■ EXERCISE
Review the lines that follow and copy each one that contains the word "комиссии".

#### RECORDS SUPPLIED ####

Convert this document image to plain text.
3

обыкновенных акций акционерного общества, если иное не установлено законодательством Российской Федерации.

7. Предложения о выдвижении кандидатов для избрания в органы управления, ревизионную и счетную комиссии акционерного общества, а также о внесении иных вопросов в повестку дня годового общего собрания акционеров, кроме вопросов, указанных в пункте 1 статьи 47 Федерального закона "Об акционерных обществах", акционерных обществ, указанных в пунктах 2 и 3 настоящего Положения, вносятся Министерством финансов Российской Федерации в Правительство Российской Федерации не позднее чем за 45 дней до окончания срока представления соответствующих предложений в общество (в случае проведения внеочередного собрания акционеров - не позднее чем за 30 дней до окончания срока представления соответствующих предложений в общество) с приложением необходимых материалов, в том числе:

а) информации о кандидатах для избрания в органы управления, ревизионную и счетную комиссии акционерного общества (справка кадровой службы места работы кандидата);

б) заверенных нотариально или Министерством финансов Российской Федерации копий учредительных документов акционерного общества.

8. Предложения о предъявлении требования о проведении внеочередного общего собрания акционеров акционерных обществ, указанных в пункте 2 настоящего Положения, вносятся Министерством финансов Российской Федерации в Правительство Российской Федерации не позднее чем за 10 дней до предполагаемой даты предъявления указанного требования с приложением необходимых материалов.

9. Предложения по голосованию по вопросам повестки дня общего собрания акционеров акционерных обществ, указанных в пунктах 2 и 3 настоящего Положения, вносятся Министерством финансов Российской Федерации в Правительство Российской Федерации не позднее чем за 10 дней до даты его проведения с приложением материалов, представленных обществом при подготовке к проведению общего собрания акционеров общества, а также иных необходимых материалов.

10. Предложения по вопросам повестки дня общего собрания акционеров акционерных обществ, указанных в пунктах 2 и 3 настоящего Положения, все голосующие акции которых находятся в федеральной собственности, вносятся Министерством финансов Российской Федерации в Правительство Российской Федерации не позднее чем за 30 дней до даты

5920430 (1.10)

####

■ COMPLETED EXERCISE
7. Предложения о выдвижении кандидатов для избрания в органы управления, ревизионную и счетную комиссии акционерного общества, а также о внесении иных вопросов в повестку дня годового общего собрания акционеров, кроме вопросов, указанных в пункте 1 статьи 47 Федерального закона "Об акционерных обществах", акционерных обществ, указанных в пунктах 2 и 3 настоящего Положения, вносятся Министерством финансов Российской Федерации в Правительство Российской Федерации не позднее чем за 45 дней до окончания срока представления соответствующих предложений в общество (в случае проведения внеочередного собрания акционеров - не позднее чем за 30 дней до окончания срока представления соответствующих предложений в общество) с приложением необходимых материалов, в том числе:
а) информации о кандидатах для избрания в органы управления, ревизионную и счетную комиссии акционерного общества (справка кадровой службы места работы кандидата);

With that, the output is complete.